++++ Records provided ++++

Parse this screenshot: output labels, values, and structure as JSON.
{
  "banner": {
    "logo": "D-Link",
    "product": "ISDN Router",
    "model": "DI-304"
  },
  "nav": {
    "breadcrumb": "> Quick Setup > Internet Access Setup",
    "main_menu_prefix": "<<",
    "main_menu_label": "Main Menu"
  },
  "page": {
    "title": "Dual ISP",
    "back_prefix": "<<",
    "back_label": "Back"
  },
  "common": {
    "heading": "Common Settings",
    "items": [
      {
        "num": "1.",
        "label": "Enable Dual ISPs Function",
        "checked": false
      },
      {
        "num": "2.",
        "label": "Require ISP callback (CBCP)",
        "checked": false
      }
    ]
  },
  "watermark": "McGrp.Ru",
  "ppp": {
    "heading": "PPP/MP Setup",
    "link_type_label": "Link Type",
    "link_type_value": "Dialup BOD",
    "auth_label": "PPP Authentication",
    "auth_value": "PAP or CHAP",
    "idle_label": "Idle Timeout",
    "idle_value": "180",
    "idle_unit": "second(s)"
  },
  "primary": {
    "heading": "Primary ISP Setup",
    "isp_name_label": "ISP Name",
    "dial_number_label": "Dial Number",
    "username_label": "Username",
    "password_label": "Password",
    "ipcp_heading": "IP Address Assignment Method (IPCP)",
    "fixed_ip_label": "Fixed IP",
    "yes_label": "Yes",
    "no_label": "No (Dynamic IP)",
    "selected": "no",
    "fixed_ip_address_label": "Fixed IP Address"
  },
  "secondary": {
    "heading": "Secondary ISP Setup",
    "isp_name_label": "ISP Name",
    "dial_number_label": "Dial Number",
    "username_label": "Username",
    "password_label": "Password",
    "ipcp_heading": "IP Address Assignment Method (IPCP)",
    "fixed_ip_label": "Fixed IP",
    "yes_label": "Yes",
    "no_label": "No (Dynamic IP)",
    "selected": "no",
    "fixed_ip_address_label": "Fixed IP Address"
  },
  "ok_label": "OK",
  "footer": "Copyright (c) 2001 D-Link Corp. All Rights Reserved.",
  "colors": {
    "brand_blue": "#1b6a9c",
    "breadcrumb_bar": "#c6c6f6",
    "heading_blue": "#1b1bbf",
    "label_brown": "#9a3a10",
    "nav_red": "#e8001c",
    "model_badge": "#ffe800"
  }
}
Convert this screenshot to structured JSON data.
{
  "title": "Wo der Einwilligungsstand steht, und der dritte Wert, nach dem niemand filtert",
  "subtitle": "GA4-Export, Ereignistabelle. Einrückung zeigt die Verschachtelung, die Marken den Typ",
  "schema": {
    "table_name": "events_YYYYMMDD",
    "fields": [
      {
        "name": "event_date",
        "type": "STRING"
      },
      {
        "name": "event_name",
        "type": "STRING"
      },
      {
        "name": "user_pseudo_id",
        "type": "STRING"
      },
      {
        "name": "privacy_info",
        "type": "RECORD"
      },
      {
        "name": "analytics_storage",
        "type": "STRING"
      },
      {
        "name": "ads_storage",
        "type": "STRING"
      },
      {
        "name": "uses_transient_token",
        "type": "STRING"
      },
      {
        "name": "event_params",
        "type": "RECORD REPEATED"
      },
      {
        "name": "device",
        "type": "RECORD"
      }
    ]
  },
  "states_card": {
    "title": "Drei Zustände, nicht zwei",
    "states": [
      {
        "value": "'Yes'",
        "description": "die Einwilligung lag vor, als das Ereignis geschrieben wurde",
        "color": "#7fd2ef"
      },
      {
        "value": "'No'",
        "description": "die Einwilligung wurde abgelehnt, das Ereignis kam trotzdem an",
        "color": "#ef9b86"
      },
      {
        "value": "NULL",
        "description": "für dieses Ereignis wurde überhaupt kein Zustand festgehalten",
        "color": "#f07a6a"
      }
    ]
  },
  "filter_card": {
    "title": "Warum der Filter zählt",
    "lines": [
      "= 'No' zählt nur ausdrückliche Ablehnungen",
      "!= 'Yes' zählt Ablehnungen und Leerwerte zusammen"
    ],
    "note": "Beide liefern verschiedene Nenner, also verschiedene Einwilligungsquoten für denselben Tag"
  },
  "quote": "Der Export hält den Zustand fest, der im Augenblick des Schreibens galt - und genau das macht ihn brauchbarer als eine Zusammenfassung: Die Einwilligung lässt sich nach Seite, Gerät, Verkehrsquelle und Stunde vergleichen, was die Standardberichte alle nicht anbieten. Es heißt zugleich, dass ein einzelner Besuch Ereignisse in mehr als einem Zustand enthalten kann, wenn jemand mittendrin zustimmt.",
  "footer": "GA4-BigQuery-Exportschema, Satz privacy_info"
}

++++

The task: Please reproduce every line of the material word for word.

Answer for this exercise:
Parse this screenshot: output labels, values, and structure as JSON.
{
  "banner": {
    "logo": "D-Link",
    "product": "ISDN Router",
    "model": "DI-304"
  },
  "nav": {
    "breadcrumb": "> Quick Setup > Internet Access Setup",
    "main_menu_prefix": "<<",
    "main_menu_label": "Main Menu"
  },
  "page": {
    "title": "Dual ISP",
    "back_prefix": "<<",
    "back_label": "Back"
  },
  "common": {
    "heading": "Common Settings",
    "items": [
      {
        "num": "1.",
        "label": "Enable Dual ISPs Function",
        "checked": false
      },
      {
        "num": "2.",
        "label": "Require ISP callback (CBCP)",
        "checked": false
      }
    ]
  },
  "watermark": "McGrp.Ru",
  "ppp": {
    "heading": "PPP/MP Setup",
    "link_type_label": "Link Type",
    "link_type_value": "Dialup BOD",
    "auth_label": "PPP Authentication",
    "auth_value": "PAP or CHAP",
    "idle_label": "Idle Timeout",
    "idle_value": "180",
    "idle_unit": "second(s)"
  },
  "primary": {
    "heading": "Primary ISP Setup",
    "isp_name_label": "ISP Name",
    "dial_number_label": "Dial Number",
    "username_label": "Username",
    "password_label": "Password",
    "ipcp_heading": "IP Address Assignment Method (IPCP)",
    "fixed_ip_label": "Fixed IP",
    "yes_label": "Yes",
    "no_label": "No (Dynamic IP)",
    "selected": "no",
    "fixed_ip_address_label": "Fixed IP Address"
  },
  "secondary": {
    "heading": "Secondary ISP Setup",
    "isp_name_label": "ISP Name",
    "dial_number_label": "Dial Number",
    "username_label": "Username",
    "password_label": "Password",
    "ipcp_heading": "IP Address Assignment Method (IPCP)",
    "fixed_ip_label": "Fixed IP",
    "yes_label": "Yes",
    "no_label": "No (Dynamic IP)",
    "selected": "no",
    "fixed_ip_address_label": "Fixed IP Address"
  },
  "ok_label": "OK",
  "footer": "Copyright (c) 2001 D-Link Corp. All Rights Reserved.",
  "colors": {
    "brand_blue": "#1b6a9c",
    "breadcrumb_bar": "#c6c6f6",
    "heading_blue": "#1b1bbf",
    "label_brown": "#9a3a10",
    "nav_red": "#e8001c",
    "model_badge": "#ffe800"
  }
}
Convert this screenshot to structured JSON data.
{
  "title": "Wo der Einwilligungsstand steht, und der dritte Wert, nach dem niemand filtert",
  "subtitle": "GA4-Export, Ereignistabelle. Einrückung zeigt die Verschachtelung, die Marken den Typ",
  "schema": {
    "table_name": "events_YYYYMMDD",
    "fields": [
      {
        "name": "event_date",
        "type": "STRING"
      },
      {
        "name": "event_name",
        "type": "STRING"
      },
      {
        "name": "user_pseudo_id",
        "type": "STRING"
      },
      {
        "name": "privacy_info",
        "type": "RECORD"
      },
      {
        "name": "analytics_storage",
        "type": "STRING"
      },
      {
        "name": "ads_storage",
        "type": "STRING"
      },
      {
        "name": "uses_transient_token",
        "type": "STRING"
      },
      {
        "name": "event_params",
        "type": "RECORD REPEATED"
      },
      {
        "name": "device",
        "type": "RECORD"
      }
    ]
  },
  "states_card": {
    "title": "Drei Zustände, nicht zwei",
    "states": [
      {
        "value": "'Yes'",
        "description": "die Einwilligung lag vor, als das Ereignis geschrieben wurde",
        "color": "#7fd2ef"
      },
      {
        "value": "'No'",
        "description": "die Einwilligung wurde abgelehnt, das Ereignis kam trotzdem an",
        "color": "#ef9b86"
      },
      {
        "value": "NULL",
        "description": "für dieses Ereignis wurde überhaupt kein Zustand festgehalten",
        "color": "#f07a6a"
      }
    ]
  },
  "filter_card": {
    "title": "Warum der Filter zählt",
    "lines": [
      "= 'No' zählt nur ausdrückliche Ablehnungen",
      "!= 'Yes' zählt Ablehnungen und Leerwerte zusammen"
    ],
    "note": "Beide liefern verschiedene Nenner, also verschiedene Einwilligungsquoten für denselben Tag"
  },
  "quote": "Der Export hält den Zustand fest, der im Augenblick des Schreibens galt - und genau das macht ihn brauchbarer als eine Zusammenfassung: Die Einwilligung lässt sich nach Seite, Gerät, Verkehrsquelle und Stunde vergleichen, was die Standardberichte alle nicht anbieten. Es heißt zugleich, dass ein einzelner Besuch Ereignisse in mehr als einem Zustand enthalten kann, wenn jemand mittendrin zustimmt.",
  "footer": "GA4-BigQuery-Exportschema, Satz privacy_info"
}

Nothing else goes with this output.